→ REQUEST
Pick out and copy every line below that has the word "painiketta".
== DATASET RECORDS ==
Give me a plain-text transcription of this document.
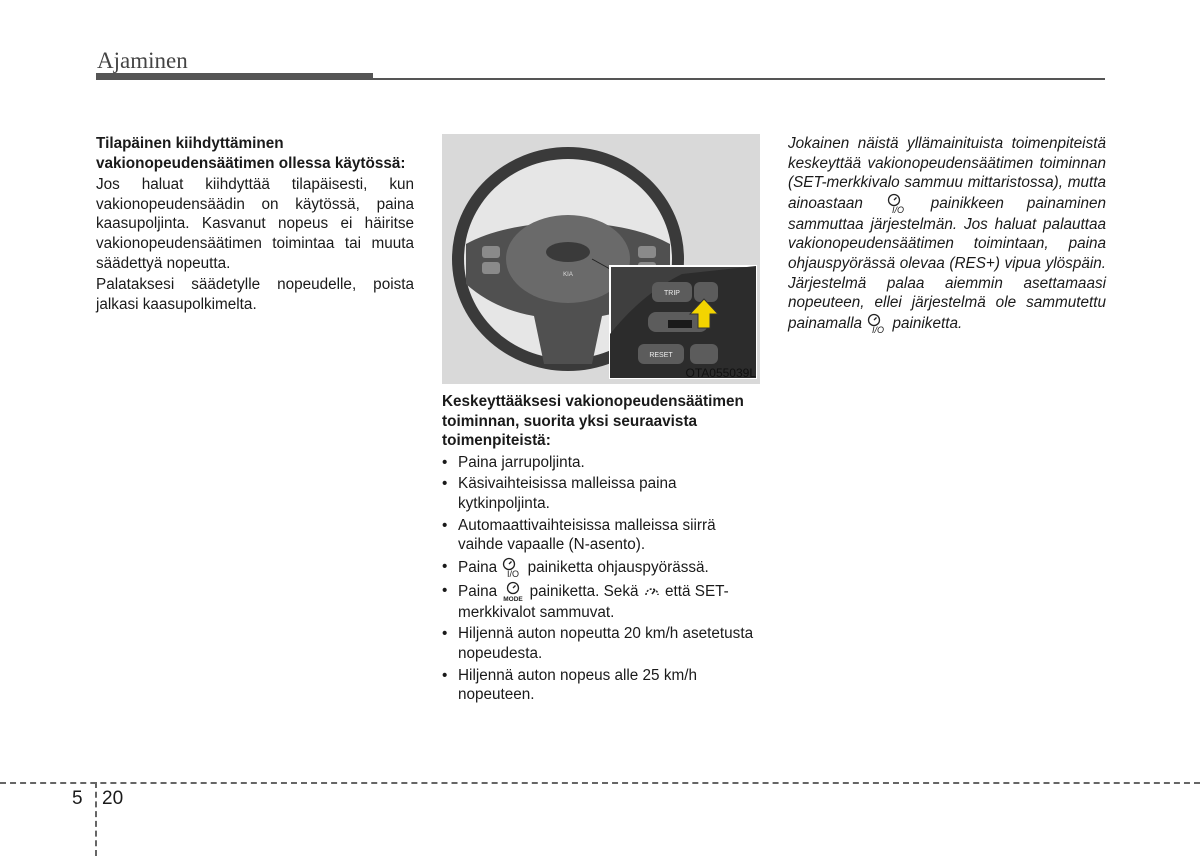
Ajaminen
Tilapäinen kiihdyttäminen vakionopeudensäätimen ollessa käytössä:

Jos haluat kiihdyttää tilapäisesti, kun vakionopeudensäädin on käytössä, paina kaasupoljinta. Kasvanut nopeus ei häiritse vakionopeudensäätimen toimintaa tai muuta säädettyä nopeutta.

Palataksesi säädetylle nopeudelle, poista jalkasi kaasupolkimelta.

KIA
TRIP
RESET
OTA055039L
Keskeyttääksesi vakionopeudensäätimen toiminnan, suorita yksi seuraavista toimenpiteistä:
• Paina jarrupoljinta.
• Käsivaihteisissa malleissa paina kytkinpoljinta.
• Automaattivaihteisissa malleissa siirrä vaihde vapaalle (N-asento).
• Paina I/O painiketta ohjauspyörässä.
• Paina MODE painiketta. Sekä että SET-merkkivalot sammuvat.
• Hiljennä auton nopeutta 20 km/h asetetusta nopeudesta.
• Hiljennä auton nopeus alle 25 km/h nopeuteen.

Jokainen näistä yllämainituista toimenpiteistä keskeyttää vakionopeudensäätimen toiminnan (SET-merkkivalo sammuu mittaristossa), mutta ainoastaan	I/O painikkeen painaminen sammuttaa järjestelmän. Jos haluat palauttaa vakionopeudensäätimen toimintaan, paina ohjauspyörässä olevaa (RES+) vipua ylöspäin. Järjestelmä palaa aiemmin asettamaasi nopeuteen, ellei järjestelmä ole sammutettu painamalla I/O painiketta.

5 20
===
→ RESPONSE TO THIS EXERCISE
• Paina I/O painiketta ohjauspyörässä.
• Paina MODE painiketta. Sekä että SET-merkkivalot sammuvat.
Jokainen näistä yllämainituista toimenpiteistä keskeyttää vakionopeudensäätimen toiminnan (SET-merkkivalo sammuu mittaristossa), mutta ainoastaan	I/O painikkeen painaminen sammuttaa järjestelmän. Jos haluat palauttaa vakionopeudensäätimen toimintaan, paina ohjauspyörässä olevaa (RES+) vipua ylöspäin. Järjestelmä palaa aiemmin asettamaasi nopeuteen, ellei järjestelmä ole sammutettu painamalla I/O painiketta.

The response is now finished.